### Problem statement:
Reproduce the listing word for word. Skip any image.

### Data entries:
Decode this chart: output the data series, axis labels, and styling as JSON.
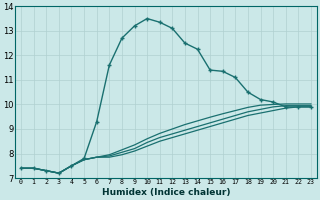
{
  "xlabel": "Humidex (Indice chaleur)",
  "xlim": [
    -0.5,
    23.5
  ],
  "ylim": [
    7,
    14
  ],
  "xticks": [
    0,
    1,
    2,
    3,
    4,
    5,
    6,
    7,
    8,
    9,
    10,
    11,
    12,
    13,
    14,
    15,
    16,
    17,
    18,
    19,
    20,
    21,
    22,
    23
  ],
  "yticks": [
    7,
    8,
    9,
    10,
    11,
    12,
    13,
    14
  ],
  "bg_color": "#cbe8e8",
  "line_color": "#1a7070",
  "grid_color": "#b0d0d0",
  "lines": [
    {
      "x": [
        0,
        1,
        2,
        3,
        4,
        5,
        6,
        7,
        8,
        9,
        10,
        11,
        12,
        13,
        14,
        15,
        16,
        17,
        18,
        19,
        20,
        21,
        22,
        23
      ],
      "y": [
        7.4,
        7.4,
        7.3,
        7.2,
        7.5,
        7.8,
        9.3,
        11.6,
        12.7,
        13.2,
        13.5,
        13.35,
        13.1,
        12.5,
        12.25,
        11.4,
        11.35,
        11.1,
        10.5,
        10.2,
        10.1,
        9.9,
        9.9,
        9.9
      ],
      "marker": true,
      "lw": 1.0
    },
    {
      "x": [
        0,
        1,
        2,
        3,
        4,
        5,
        6,
        7,
        8,
        9,
        10,
        11,
        12,
        13,
        14,
        15,
        16,
        17,
        18,
        19,
        20,
        21,
        22,
        23
      ],
      "y": [
        7.4,
        7.4,
        7.3,
        7.2,
        7.5,
        7.75,
        7.85,
        7.85,
        7.95,
        8.1,
        8.3,
        8.5,
        8.65,
        8.8,
        8.95,
        9.1,
        9.25,
        9.4,
        9.55,
        9.65,
        9.75,
        9.85,
        9.9,
        9.9
      ],
      "marker": false,
      "lw": 0.9
    },
    {
      "x": [
        0,
        1,
        2,
        3,
        4,
        5,
        6,
        7,
        8,
        9,
        10,
        11,
        12,
        13,
        14,
        15,
        16,
        17,
        18,
        19,
        20,
        21,
        22,
        23
      ],
      "y": [
        7.4,
        7.4,
        7.3,
        7.2,
        7.5,
        7.75,
        7.85,
        7.9,
        8.05,
        8.2,
        8.45,
        8.65,
        8.8,
        8.95,
        9.1,
        9.25,
        9.4,
        9.55,
        9.7,
        9.8,
        9.9,
        9.95,
        9.95,
        9.95
      ],
      "marker": false,
      "lw": 0.9
    },
    {
      "x": [
        0,
        1,
        2,
        3,
        4,
        5,
        6,
        7,
        8,
        9,
        10,
        11,
        12,
        13,
        14,
        15,
        16,
        17,
        18,
        19,
        20,
        21,
        22,
        23
      ],
      "y": [
        7.4,
        7.4,
        7.3,
        7.2,
        7.5,
        7.75,
        7.85,
        7.95,
        8.15,
        8.35,
        8.6,
        8.82,
        9.0,
        9.18,
        9.33,
        9.48,
        9.62,
        9.75,
        9.88,
        9.97,
        10.0,
        10.02,
        10.02,
        10.02
      ],
      "marker": false,
      "lw": 0.9
    }
  ]
}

### Exercise response:
Decode this chart: output the data series, axis labels, and styling as JSON.
{
  "xlabel": "Humidex (Indice chaleur)",
  "xlim": [
    -0.5,
    23.5
  ],
  "ylim": [
    7,
    14
  ],
  "xticks": [
    0,
    1,
    2,
    3,
    4,
    5,
    6,
    7,
    8,
    9,
    10,
    11,
    12,
    13,
    14,
    15,
    16,
    17,
    18,
    19,
    20,
    21,
    22,
    23
  ],
  "yticks": [
    7,
    8,
    9,
    10,
    11,
    12,
    13,
    14
  ],
  "bg_color": "#cbe8e8",
  "line_color": "#1a7070",
  "grid_color": "#b0d0d0",
  "lines": [
    {
      "x": [
        0,
        1,
        2,
        3,
        4,
        5,
        6,
        7,
        8,
        9,
        10,
        11,
        12,
        13,
        14,
        15,
        16,
        17,
        18,
        19,
        20,
        21,
        22,
        23
      ],
      "y": [
        7.4,
        7.4,
        7.3,
        7.2,
        7.5,
        7.8,
        9.3,
        11.6,
        12.7,
        13.2,
        13.5,
        13.35,
        13.1,
        12.5,
        12.25,
        11.4,
        11.35,
        11.1,
        10.5,
        10.2,
        10.1,
        9.9,
        9.9,
        9.9
      ],
      "marker": true,
      "lw": 1.0
    },
    {
      "x": [
        0,
        1,
        2,
        3,
        4,
        5,
        6,
        7,
        8,
        9,
        10,
        11,
        12,
        13,
        14,
        15,
        16,
        17,
        18,
        19,
        20,
        21,
        22,
        23
      ],
      "y": [
        7.4,
        7.4,
        7.3,
        7.2,
        7.5,
        7.75,
        7.85,
        7.85,
        7.95,
        8.1,
        8.3,
        8.5,
        8.65,
        8.8,
        8.95,
        9.1,
        9.25,
        9.4,
        9.55,
        9.65,
        9.75,
        9.85,
        9.9,
        9.9
      ],
      "marker": false,
      "lw": 0.9
    },
    {
      "x": [
        0,
        1,
        2,
        3,
        4,
        5,
        6,
        7,
        8,
        9,
        10,
        11,
        12,
        13,
        14,
        15,
        16,
        17,
        18,
        19,
        20,
        21,
        22,
        23
      ],
      "y": [
        7.4,
        7.4,
        7.3,
        7.2,
        7.5,
        7.75,
        7.85,
        7.9,
        8.05,
        8.2,
        8.45,
        8.65,
        8.8,
        8.95,
        9.1,
        9.25,
        9.4,
        9.55,
        9.7,
        9.8,
        9.9,
        9.95,
        9.95,
        9.95
      ],
      "marker": false,
      "lw": 0.9
    },
    {
      "x": [
        0,
        1,
        2,
        3,
        4,
        5,
        6,
        7,
        8,
        9,
        10,
        11,
        12,
        13,
        14,
        15,
        16,
        17,
        18,
        19,
        20,
        21,
        22,
        23
      ],
      "y": [
        7.4,
        7.4,
        7.3,
        7.2,
        7.5,
        7.75,
        7.85,
        7.95,
        8.15,
        8.35,
        8.6,
        8.82,
        9.0,
        9.18,
        9.33,
        9.48,
        9.62,
        9.75,
        9.88,
        9.97,
        10.0,
        10.02,
        10.02,
        10.02
      ],
      "marker": false,
      "lw": 0.9
    }
  ]
}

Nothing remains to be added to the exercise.